* _Records supplied_
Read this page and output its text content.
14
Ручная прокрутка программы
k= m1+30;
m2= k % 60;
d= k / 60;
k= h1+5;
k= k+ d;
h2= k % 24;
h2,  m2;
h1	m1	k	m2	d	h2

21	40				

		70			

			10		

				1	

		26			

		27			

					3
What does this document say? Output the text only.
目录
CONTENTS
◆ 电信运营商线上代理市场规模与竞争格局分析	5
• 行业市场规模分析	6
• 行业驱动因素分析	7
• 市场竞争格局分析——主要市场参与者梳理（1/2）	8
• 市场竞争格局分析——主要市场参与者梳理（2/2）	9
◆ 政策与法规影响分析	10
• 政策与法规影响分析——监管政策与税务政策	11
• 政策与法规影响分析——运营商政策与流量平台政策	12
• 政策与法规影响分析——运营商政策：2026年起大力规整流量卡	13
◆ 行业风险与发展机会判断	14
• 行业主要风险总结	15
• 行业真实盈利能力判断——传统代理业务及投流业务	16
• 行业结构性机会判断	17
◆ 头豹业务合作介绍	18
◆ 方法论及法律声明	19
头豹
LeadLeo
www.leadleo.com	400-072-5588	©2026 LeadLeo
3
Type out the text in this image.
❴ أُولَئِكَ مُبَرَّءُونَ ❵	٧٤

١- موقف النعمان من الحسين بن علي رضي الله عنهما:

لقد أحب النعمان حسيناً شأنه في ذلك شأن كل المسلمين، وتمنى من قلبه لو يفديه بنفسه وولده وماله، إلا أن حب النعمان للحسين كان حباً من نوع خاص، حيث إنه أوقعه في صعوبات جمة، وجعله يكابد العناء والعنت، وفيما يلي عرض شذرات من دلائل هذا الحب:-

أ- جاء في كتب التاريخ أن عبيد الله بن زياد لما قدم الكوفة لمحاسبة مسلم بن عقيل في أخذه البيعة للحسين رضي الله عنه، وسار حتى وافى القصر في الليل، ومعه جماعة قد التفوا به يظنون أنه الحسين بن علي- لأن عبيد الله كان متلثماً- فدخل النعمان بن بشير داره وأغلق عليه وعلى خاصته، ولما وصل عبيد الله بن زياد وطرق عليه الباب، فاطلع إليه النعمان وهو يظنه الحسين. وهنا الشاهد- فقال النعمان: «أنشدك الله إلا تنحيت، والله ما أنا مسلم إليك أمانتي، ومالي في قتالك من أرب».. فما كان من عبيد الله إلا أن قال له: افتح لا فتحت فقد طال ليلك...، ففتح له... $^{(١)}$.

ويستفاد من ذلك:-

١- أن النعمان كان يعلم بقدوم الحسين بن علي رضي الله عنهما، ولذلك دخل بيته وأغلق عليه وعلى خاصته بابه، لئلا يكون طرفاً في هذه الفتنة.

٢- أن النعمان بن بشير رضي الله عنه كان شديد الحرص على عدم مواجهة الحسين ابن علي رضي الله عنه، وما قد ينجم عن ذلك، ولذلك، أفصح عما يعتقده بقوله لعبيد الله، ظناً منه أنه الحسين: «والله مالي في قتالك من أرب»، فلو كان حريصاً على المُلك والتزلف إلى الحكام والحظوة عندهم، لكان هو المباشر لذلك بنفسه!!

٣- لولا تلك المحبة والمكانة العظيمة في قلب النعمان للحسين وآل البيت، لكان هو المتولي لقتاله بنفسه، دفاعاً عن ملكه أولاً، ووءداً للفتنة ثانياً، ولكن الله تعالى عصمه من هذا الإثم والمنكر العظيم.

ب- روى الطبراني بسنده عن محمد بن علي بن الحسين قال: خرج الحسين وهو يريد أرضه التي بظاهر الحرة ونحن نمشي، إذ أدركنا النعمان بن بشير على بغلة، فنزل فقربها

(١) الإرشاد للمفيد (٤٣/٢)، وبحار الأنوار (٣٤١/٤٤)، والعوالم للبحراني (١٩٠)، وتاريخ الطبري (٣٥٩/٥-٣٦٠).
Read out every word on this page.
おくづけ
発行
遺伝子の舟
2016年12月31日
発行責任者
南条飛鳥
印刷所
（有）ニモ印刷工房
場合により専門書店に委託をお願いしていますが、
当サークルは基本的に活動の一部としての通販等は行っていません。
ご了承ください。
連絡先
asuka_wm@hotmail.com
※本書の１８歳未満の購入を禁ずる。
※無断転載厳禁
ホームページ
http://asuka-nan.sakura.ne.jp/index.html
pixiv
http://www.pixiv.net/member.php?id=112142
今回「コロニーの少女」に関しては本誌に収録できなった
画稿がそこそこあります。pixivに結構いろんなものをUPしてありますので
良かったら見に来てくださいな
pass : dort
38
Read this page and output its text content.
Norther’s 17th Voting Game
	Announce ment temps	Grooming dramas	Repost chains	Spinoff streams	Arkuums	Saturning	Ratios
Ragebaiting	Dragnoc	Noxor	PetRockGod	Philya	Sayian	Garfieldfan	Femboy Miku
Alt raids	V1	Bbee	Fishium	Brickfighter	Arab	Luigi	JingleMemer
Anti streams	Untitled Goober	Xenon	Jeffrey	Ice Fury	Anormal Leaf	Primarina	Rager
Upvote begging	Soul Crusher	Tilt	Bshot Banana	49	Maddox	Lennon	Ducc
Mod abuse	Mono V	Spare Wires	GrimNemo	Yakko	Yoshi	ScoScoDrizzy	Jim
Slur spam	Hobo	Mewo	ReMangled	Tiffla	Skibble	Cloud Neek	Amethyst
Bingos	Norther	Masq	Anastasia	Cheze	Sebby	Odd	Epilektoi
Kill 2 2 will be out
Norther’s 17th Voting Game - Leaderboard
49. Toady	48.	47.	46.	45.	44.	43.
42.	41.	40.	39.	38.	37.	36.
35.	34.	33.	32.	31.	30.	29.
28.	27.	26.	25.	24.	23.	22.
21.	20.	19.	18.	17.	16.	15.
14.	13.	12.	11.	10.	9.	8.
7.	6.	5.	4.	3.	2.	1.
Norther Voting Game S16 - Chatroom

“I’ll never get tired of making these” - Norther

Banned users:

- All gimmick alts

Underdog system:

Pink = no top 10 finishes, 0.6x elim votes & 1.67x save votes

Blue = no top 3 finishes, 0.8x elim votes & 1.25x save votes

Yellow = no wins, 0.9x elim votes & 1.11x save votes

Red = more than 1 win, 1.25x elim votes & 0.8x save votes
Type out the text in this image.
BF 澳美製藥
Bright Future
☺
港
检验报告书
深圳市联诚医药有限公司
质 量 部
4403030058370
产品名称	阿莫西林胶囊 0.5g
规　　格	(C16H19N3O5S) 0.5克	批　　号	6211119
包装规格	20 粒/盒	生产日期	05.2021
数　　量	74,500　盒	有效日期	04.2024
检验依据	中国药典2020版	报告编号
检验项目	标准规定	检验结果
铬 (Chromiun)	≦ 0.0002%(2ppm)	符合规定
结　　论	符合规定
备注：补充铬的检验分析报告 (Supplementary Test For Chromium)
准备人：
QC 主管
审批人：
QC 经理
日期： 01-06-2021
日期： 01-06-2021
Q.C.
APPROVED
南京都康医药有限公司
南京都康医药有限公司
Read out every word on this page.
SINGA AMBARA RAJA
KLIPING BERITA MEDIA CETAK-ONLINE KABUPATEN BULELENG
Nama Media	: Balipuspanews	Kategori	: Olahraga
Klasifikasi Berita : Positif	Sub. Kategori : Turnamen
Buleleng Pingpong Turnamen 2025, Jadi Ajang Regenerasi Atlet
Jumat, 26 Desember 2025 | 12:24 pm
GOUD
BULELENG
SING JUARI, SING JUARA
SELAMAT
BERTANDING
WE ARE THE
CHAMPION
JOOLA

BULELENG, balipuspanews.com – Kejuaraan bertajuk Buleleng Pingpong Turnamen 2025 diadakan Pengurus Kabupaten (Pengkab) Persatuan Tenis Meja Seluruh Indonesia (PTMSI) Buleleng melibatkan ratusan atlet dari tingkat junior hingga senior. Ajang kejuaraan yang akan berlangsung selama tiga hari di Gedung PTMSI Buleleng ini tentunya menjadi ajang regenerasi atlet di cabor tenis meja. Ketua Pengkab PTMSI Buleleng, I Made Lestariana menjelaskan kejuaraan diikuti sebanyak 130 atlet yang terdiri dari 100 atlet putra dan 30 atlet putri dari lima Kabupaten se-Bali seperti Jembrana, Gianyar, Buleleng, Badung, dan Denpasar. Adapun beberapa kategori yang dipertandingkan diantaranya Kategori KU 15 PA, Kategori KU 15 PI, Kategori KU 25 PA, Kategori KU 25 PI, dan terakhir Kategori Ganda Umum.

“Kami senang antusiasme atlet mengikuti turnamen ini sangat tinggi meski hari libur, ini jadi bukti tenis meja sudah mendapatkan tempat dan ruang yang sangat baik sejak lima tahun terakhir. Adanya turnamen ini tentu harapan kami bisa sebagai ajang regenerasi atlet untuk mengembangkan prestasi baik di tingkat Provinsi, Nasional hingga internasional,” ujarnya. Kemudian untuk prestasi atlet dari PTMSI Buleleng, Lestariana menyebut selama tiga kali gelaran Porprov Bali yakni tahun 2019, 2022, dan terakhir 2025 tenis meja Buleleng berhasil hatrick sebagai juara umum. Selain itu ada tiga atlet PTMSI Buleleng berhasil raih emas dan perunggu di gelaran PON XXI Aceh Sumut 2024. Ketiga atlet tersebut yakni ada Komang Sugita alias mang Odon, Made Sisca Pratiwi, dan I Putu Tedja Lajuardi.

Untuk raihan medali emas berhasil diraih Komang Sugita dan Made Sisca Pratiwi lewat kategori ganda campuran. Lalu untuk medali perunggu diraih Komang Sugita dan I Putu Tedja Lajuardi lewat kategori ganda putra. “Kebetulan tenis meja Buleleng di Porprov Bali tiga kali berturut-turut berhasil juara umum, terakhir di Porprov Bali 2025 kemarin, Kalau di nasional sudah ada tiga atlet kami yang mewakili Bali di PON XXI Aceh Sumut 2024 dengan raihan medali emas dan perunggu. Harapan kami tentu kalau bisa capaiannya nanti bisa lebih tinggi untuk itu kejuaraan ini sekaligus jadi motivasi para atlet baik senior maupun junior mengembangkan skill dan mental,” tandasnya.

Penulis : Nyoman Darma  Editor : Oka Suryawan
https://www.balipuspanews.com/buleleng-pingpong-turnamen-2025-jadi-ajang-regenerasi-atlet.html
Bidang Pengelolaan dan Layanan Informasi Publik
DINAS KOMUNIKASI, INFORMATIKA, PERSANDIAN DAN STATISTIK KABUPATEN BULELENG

* _Work required_
Lines containing the string "html" are to be selected and copied.

* _Output below_
http://asuka-nan.sakura.ne.jp/index.html
https://www.balipuspanews.com/buleleng-pingpong-turnamen-2025-jadi-ajang-regenerasi-atlet.html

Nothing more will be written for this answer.